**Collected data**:
- - - - -

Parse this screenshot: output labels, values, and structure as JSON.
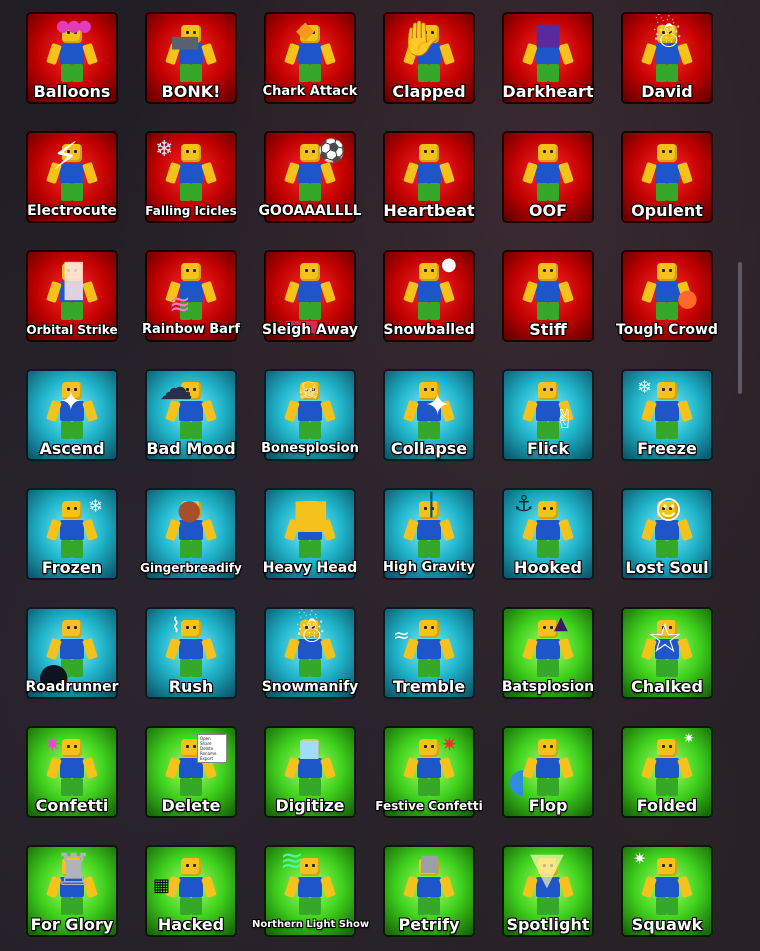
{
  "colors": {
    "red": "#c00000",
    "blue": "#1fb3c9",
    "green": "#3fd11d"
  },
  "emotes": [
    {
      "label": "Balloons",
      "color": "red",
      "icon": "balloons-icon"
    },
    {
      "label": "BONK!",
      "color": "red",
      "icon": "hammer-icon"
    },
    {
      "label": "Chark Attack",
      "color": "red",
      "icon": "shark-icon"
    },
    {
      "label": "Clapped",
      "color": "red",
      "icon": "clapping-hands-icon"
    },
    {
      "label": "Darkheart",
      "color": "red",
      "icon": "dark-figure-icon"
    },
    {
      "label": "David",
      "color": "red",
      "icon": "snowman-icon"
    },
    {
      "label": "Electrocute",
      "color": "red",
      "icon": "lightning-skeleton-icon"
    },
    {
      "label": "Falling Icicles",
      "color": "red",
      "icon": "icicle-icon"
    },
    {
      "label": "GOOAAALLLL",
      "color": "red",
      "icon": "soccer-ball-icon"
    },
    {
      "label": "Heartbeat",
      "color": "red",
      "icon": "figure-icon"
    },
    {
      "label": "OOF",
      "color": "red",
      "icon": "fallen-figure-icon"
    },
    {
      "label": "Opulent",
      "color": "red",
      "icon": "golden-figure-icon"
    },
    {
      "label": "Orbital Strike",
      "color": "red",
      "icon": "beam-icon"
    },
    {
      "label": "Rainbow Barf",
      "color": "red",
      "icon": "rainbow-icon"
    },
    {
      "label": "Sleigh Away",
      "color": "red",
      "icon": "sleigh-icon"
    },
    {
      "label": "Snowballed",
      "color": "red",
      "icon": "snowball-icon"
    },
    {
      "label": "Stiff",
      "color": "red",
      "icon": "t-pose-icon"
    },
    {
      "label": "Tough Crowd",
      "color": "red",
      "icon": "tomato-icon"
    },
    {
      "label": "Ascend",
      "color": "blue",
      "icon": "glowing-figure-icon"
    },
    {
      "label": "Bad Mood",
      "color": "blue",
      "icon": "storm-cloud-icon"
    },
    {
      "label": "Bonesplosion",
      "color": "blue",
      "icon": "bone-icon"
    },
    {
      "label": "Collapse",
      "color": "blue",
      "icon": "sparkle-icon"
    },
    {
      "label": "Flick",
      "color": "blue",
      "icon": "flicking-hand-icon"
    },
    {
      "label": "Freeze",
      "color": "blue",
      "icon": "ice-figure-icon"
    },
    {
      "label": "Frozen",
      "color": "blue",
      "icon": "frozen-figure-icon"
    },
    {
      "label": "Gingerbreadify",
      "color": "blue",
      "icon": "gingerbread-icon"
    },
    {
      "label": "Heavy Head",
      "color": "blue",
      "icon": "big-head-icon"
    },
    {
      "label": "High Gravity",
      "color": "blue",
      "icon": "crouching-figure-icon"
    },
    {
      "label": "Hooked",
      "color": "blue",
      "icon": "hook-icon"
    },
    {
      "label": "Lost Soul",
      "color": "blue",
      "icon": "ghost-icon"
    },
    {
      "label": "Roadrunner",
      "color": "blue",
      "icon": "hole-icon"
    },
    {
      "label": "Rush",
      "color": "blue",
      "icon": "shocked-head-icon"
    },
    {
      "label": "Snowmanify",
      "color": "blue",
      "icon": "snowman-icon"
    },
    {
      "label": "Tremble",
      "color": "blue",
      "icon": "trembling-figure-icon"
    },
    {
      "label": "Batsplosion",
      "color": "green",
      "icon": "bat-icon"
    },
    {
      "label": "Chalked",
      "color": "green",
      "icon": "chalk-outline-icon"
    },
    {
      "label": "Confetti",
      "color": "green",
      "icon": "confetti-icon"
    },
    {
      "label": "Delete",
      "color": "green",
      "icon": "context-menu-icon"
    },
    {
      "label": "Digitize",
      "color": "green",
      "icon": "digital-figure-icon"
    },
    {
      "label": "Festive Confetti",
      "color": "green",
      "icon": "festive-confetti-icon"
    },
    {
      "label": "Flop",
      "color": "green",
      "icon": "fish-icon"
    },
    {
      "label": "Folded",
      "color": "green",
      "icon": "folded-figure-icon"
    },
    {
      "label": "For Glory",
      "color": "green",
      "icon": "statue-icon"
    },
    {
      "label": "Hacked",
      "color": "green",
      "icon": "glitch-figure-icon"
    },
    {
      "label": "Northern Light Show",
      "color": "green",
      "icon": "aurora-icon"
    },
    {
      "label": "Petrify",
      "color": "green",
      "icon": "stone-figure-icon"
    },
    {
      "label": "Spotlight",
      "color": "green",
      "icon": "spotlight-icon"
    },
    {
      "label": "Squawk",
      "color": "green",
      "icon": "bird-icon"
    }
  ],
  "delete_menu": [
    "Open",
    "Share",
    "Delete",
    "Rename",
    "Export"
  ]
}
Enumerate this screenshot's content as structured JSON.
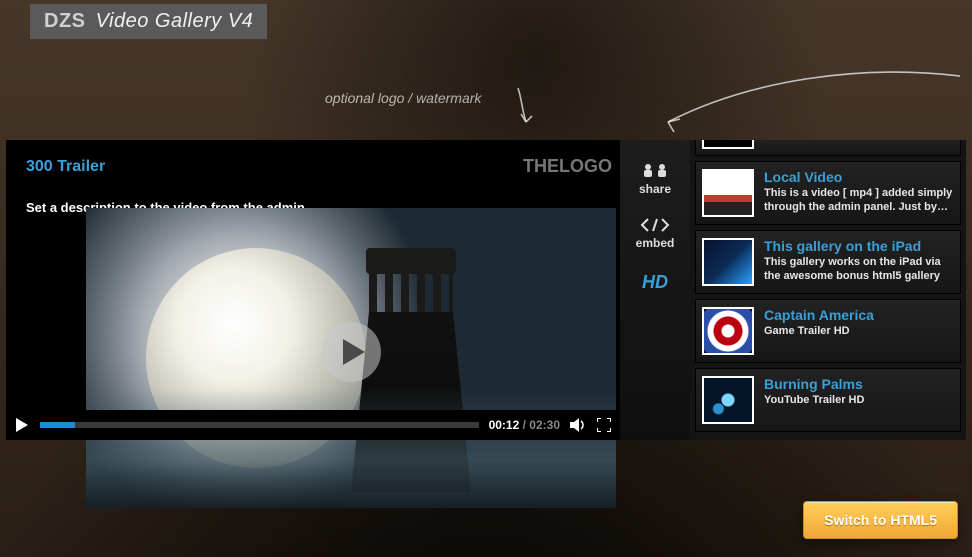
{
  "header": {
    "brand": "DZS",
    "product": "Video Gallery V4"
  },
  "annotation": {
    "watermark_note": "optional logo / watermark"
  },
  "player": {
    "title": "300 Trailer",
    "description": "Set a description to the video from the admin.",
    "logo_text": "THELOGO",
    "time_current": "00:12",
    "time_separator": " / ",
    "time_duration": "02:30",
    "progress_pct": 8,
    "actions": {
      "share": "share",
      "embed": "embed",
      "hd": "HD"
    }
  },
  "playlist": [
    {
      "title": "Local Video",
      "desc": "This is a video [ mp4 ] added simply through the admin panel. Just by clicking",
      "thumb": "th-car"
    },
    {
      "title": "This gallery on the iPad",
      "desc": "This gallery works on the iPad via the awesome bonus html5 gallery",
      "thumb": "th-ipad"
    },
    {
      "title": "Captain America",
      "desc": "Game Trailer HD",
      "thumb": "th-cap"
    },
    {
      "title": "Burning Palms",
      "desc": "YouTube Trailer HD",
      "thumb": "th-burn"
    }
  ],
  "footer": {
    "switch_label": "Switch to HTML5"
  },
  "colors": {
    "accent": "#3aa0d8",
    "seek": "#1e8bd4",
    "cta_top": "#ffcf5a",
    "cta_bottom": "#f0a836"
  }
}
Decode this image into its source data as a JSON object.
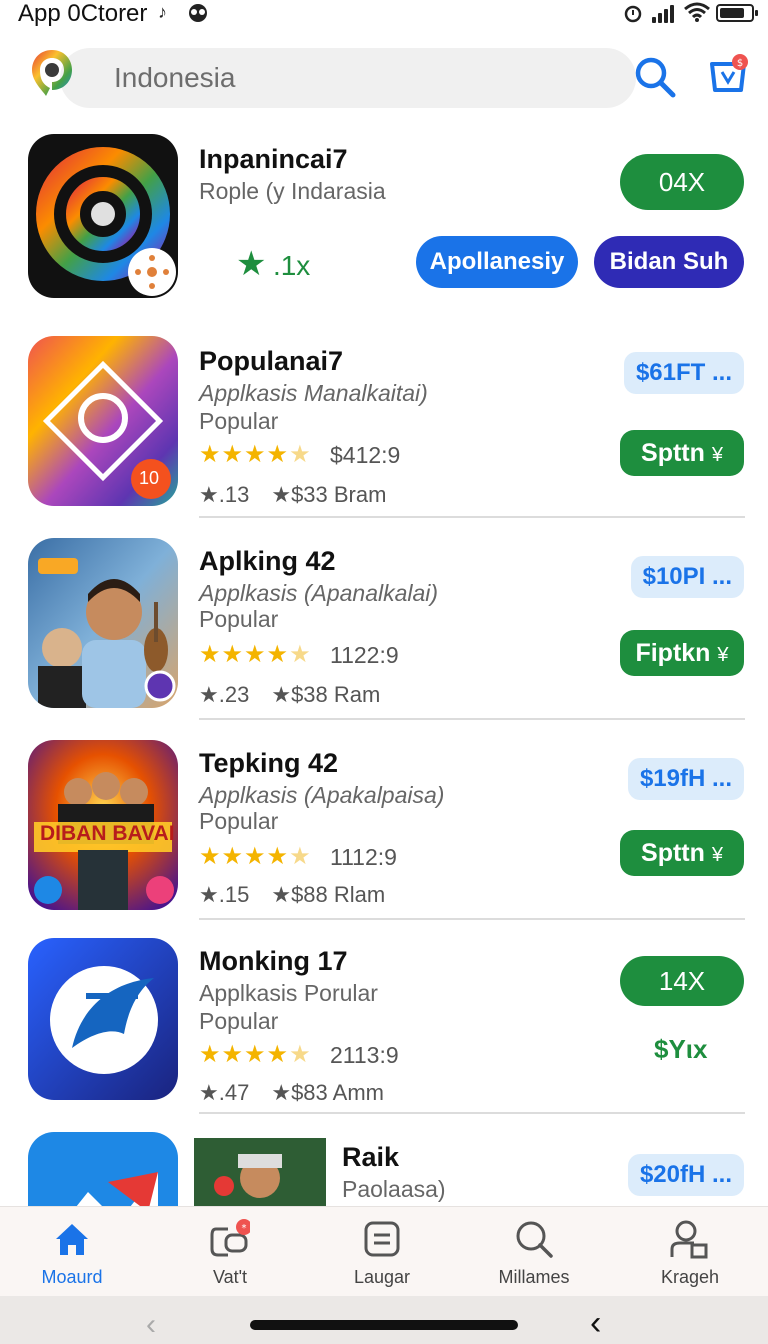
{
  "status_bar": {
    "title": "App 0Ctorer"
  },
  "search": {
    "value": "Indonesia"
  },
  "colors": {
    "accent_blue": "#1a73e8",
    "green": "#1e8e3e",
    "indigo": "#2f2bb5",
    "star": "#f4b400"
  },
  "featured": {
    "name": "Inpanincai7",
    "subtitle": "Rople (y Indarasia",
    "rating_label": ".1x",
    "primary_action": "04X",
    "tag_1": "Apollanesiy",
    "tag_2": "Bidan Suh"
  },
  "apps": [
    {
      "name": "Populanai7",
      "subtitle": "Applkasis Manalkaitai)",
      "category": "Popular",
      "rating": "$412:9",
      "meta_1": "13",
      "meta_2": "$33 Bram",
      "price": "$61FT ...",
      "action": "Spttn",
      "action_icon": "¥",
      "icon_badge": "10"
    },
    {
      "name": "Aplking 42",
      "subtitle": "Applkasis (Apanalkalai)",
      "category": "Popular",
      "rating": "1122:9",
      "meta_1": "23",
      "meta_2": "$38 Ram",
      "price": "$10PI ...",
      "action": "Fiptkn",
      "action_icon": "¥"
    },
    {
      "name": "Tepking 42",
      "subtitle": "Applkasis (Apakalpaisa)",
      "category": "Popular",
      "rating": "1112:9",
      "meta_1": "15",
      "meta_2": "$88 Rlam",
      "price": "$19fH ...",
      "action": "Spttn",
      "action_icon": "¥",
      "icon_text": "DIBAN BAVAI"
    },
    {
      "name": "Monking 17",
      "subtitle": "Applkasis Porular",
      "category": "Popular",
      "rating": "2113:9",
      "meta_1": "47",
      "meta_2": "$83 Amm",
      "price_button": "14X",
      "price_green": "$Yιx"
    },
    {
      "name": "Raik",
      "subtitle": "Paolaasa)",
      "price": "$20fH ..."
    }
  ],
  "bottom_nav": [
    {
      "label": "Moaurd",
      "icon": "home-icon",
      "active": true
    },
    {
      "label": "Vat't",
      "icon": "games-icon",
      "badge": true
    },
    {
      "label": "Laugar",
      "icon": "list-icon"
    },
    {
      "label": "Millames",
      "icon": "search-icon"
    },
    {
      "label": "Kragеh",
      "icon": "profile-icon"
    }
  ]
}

- - - - -

**REQUIRED WORK**: In the material above, find the lines that contain "JSON" and show them.

**TASK SOLUTION**:
Parse this screenshot: output labels, values, and structure as JSON.
Enumerate this screenshot's content as structured JSON.
Decode this image into its source data as a JSON object.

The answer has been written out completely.